> Work instructions:
Copy out every line of the records where the string "思路清晰" occurs.
####################
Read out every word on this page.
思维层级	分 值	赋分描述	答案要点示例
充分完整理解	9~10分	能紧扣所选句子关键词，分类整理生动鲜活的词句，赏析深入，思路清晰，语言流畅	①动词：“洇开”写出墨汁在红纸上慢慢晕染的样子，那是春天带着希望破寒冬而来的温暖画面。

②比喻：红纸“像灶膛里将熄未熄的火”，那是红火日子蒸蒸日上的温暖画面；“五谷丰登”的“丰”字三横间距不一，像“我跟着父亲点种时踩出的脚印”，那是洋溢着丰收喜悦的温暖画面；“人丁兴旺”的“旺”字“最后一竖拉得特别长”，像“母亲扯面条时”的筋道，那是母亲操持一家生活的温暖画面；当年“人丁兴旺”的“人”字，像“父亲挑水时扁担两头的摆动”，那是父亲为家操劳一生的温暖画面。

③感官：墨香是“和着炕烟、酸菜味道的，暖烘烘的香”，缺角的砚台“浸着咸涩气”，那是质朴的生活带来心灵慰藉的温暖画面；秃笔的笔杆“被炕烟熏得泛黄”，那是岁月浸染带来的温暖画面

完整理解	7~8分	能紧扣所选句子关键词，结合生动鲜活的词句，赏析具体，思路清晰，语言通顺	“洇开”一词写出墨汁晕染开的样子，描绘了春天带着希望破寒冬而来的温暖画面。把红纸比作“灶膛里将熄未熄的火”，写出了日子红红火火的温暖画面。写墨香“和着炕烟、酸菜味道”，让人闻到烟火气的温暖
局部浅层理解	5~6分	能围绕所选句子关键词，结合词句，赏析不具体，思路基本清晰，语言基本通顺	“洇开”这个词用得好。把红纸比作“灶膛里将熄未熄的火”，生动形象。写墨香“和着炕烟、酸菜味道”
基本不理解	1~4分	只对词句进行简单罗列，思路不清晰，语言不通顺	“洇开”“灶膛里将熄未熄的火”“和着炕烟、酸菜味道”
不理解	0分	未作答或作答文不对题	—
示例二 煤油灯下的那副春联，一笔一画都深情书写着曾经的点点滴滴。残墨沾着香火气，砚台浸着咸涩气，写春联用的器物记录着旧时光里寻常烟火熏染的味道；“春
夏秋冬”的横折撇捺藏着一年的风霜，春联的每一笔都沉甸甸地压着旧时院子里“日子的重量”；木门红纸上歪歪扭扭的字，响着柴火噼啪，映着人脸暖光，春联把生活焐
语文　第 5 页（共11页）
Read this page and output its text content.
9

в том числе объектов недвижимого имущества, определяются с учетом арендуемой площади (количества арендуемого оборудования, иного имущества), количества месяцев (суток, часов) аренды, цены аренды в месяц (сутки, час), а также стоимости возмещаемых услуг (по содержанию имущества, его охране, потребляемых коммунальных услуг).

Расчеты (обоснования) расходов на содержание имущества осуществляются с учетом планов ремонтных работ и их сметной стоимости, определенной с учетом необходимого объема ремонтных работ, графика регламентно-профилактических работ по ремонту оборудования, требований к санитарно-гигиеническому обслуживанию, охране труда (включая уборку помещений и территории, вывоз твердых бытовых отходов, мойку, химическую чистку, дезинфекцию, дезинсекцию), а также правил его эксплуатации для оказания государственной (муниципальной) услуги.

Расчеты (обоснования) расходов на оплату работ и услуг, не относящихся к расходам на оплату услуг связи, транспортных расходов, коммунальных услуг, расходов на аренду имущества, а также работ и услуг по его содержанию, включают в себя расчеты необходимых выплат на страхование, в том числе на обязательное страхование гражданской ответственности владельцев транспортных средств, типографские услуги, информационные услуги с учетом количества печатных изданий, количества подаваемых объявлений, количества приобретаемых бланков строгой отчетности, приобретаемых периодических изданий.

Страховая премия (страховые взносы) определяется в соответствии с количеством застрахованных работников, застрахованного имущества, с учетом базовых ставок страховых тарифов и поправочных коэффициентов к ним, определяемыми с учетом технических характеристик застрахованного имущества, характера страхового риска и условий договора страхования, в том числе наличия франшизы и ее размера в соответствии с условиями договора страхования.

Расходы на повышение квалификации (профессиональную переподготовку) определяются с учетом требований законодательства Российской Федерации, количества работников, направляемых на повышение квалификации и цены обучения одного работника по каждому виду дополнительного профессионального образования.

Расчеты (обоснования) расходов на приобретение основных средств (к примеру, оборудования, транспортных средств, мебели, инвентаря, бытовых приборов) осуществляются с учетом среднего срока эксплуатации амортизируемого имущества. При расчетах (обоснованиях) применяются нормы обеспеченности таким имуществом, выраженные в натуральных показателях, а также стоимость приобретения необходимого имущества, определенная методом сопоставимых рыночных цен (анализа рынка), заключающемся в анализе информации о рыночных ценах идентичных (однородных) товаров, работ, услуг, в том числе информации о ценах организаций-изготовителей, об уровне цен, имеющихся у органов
####################
> Answer to this task:
充分完整理解	9~10分	能紧扣所选句子关键词，分类整理生动鲜活的词句，赏析深入，思路清晰，语言流畅	①动词：“洇开”写出墨汁在红纸上慢慢晕染的样子，那是春天带着希望破寒冬而来的温暖画面。
完整理解	7~8分	能紧扣所选句子关键词，结合生动鲜活的词句，赏析具体，思路清晰，语言通顺	“洇开”一词写出墨汁晕染开的样子，描绘了春天带着希望破寒冬而来的温暖画面。把红纸比作“灶膛里将熄未熄的火”，写出了日子红红火火的温暖画面。写墨香“和着炕烟、酸菜味道”，让人闻到烟火气的温暖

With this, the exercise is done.